→ Dataset listings of figures:
##############################

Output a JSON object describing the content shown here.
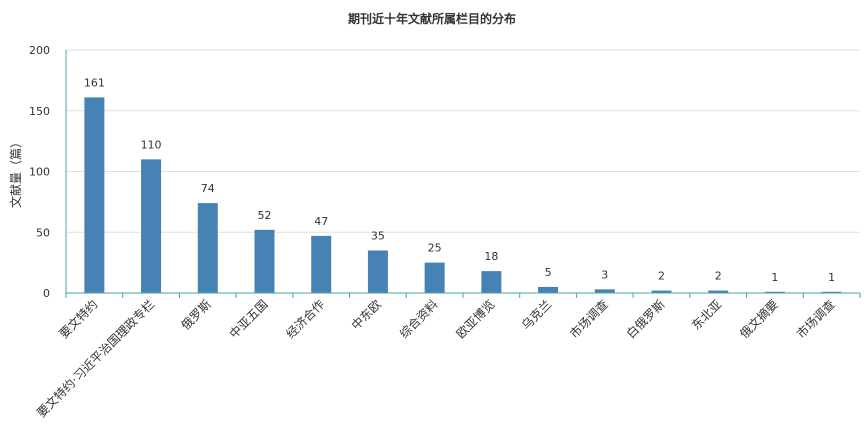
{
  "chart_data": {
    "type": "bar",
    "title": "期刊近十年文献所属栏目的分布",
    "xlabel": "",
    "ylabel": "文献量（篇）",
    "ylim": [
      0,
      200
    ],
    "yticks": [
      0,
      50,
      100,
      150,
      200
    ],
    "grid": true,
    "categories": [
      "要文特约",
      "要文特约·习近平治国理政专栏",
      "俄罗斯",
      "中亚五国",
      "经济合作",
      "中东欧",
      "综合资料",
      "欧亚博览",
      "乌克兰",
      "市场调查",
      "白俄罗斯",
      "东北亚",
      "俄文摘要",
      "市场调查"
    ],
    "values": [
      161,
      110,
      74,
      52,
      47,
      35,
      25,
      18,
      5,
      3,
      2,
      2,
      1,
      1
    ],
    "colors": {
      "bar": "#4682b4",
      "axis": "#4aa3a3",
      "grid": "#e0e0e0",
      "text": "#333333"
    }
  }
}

##############################

→ YOUR GOAL:
Copy all the records above exactly, but leave out the pictures.

→ RESULT:
Output a JSON object describing the content shown here.
{
  "chart_data": {
    "type": "bar",
    "title": "期刊近十年文献所属栏目的分布",
    "xlabel": "",
    "ylabel": "文献量（篇）",
    "ylim": [
      0,
      200
    ],
    "yticks": [
      0,
      50,
      100,
      150,
      200
    ],
    "grid": true,
    "categories": [
      "要文特约",
      "要文特约·习近平治国理政专栏",
      "俄罗斯",
      "中亚五国",
      "经济合作",
      "中东欧",
      "综合资料",
      "欧亚博览",
      "乌克兰",
      "市场调查",
      "白俄罗斯",
      "东北亚",
      "俄文摘要",
      "市场调查"
    ],
    "values": [
      161,
      110,
      74,
      52,
      47,
      35,
      25,
      18,
      5,
      3,
      2,
      2,
      1,
      1
    ],
    "colors": {
      "bar": "#4682b4",
      "axis": "#4aa3a3",
      "grid": "#e0e0e0",
      "text": "#333333"
    }
  }
}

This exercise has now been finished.